┏━━

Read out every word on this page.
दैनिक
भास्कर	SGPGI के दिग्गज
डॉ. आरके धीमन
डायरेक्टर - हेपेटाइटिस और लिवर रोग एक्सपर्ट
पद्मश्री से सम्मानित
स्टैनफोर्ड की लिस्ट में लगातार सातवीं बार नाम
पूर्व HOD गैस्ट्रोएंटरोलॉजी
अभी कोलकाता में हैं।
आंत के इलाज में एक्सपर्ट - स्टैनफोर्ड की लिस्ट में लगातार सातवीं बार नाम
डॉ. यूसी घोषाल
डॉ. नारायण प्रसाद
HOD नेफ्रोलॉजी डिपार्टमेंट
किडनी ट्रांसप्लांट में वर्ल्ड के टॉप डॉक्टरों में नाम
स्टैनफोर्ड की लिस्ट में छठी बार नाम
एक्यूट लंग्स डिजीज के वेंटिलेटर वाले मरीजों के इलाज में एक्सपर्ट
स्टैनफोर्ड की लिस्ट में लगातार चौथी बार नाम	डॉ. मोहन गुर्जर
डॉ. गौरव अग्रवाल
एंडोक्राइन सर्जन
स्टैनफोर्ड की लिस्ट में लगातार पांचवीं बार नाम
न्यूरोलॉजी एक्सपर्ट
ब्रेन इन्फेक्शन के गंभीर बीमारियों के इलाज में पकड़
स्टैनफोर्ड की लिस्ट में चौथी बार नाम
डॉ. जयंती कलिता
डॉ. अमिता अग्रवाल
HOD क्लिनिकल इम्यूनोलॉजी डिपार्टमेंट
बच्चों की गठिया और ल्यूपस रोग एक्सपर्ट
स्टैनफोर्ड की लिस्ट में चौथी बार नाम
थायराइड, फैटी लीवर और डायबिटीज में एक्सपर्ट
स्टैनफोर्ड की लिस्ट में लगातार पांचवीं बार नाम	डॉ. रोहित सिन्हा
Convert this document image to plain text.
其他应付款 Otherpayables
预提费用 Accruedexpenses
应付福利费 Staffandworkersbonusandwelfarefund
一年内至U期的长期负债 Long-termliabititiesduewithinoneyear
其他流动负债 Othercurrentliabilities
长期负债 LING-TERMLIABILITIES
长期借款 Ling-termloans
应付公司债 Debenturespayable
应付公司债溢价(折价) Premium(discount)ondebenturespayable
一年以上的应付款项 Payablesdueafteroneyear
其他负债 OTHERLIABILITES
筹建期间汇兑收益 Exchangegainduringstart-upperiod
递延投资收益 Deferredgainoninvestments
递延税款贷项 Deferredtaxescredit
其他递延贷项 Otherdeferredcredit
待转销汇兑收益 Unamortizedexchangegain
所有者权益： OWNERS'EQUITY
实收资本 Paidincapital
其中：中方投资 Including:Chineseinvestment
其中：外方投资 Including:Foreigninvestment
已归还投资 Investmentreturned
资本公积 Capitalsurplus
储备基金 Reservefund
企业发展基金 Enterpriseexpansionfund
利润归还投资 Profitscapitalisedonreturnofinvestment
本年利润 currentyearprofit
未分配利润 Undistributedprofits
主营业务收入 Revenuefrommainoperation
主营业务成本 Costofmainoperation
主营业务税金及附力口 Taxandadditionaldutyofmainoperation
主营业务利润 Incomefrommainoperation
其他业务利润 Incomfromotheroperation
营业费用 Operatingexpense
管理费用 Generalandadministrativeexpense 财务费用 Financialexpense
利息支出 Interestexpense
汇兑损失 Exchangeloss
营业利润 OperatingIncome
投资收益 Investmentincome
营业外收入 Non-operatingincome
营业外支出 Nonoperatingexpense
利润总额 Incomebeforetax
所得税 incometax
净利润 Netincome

┗━━

TASK DIRECTIONS
Pick out every line above that holds the word "this" and copy it.

THE OUTPUT
Read out every word on this page.
Convert this document image to plain text.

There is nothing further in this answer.